══ Text shown ══
UNLIMITED UPSIDE: Kirk Bradley is the first participant in Business North Carolina's Power List Interview feature in which High Point University President Nido Qubein talks with some of the state's most influential leaders.

AuthorQubein, Nido

Kirk Bradley is CEO of Lee-Moore Capital, a Sanford-based real-estate development company with projects including Governors Club and Triangle Innovation Point. He has a bachelor's degree from the University of Georgia and a Duke University MBA. The Chapel Hill resident was appointed to the UNC Board of Governors in 2021.

During the interview, Qubein told Bradley, "Any organization or city or community or state, to be truly ready for the future, must have leaders like you who care deeply about it and who invest themselves in every way."

This story includes excerpts from Bradley's interview and was lightly edited for clarity.

What are you focused on at your company?
═══
══ Supplied data ══
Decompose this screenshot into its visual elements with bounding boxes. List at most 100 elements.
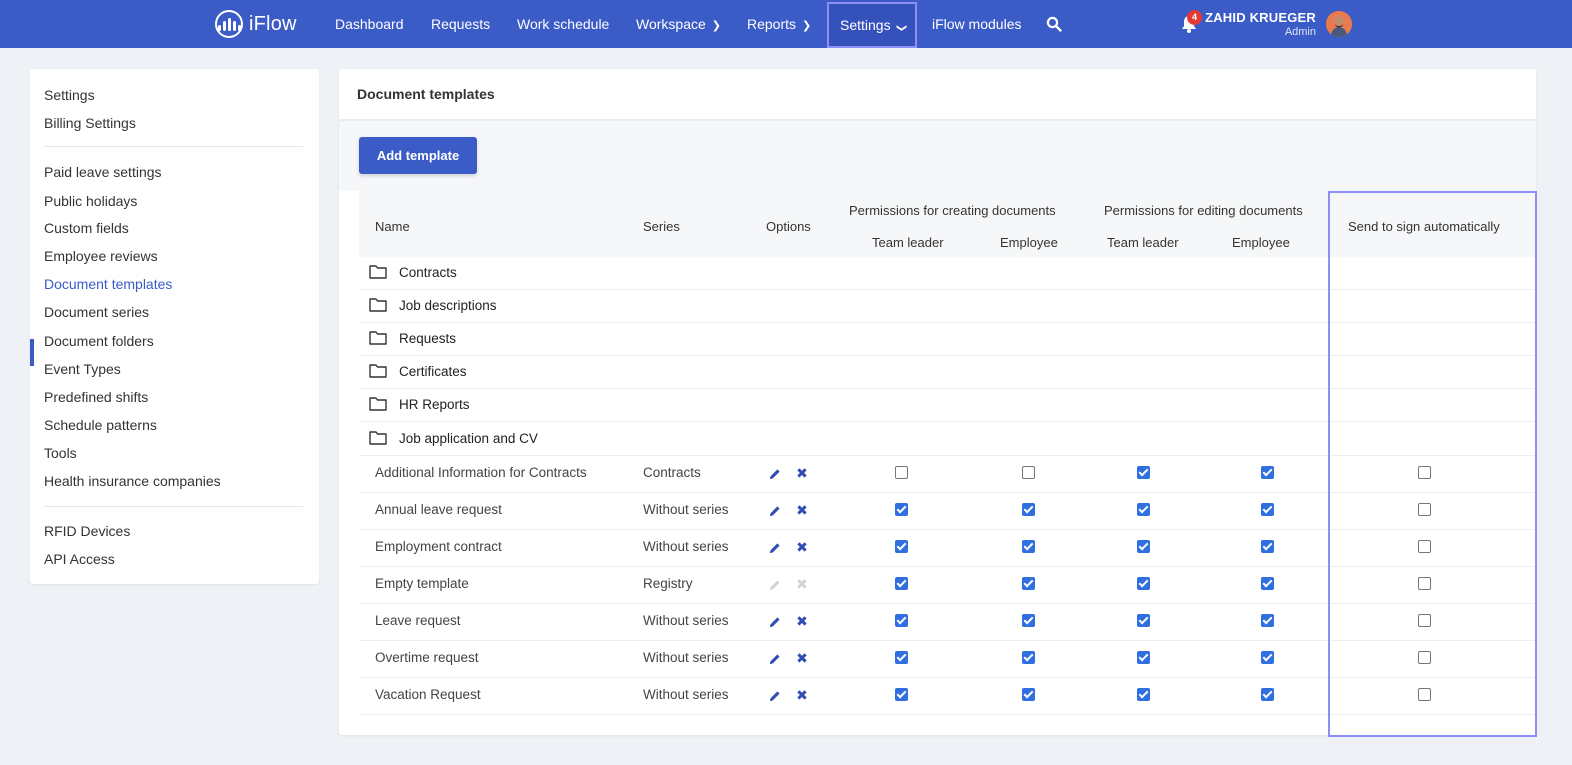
═══
● Given task A
Name every university that the Kirk Bradley interview text writes out in full.
● Given task B
Carry on the Kirk Bradley interview text from its final line.

● Expected output A
High Point University, the University of Georgia, Duke University

● Expected output B
The biggest thing we are working on is Mosaic, which is a gateway to Chatham Park, the 8,500-acre project being built around Pittsboro. We're doing a 750,000-square-foot mixed-use urban development with buildings that will be one to six stories. It's going to be the heart of the projects around Chatham Park.

What's your view of North Carolina's future?

I'm very excited for the next 20 years with what's happening with our business climate.

Our university and community college system, the military and our expertise in the life sciences. We can be the Silicon Valley of ag tech, power electronics and many other things.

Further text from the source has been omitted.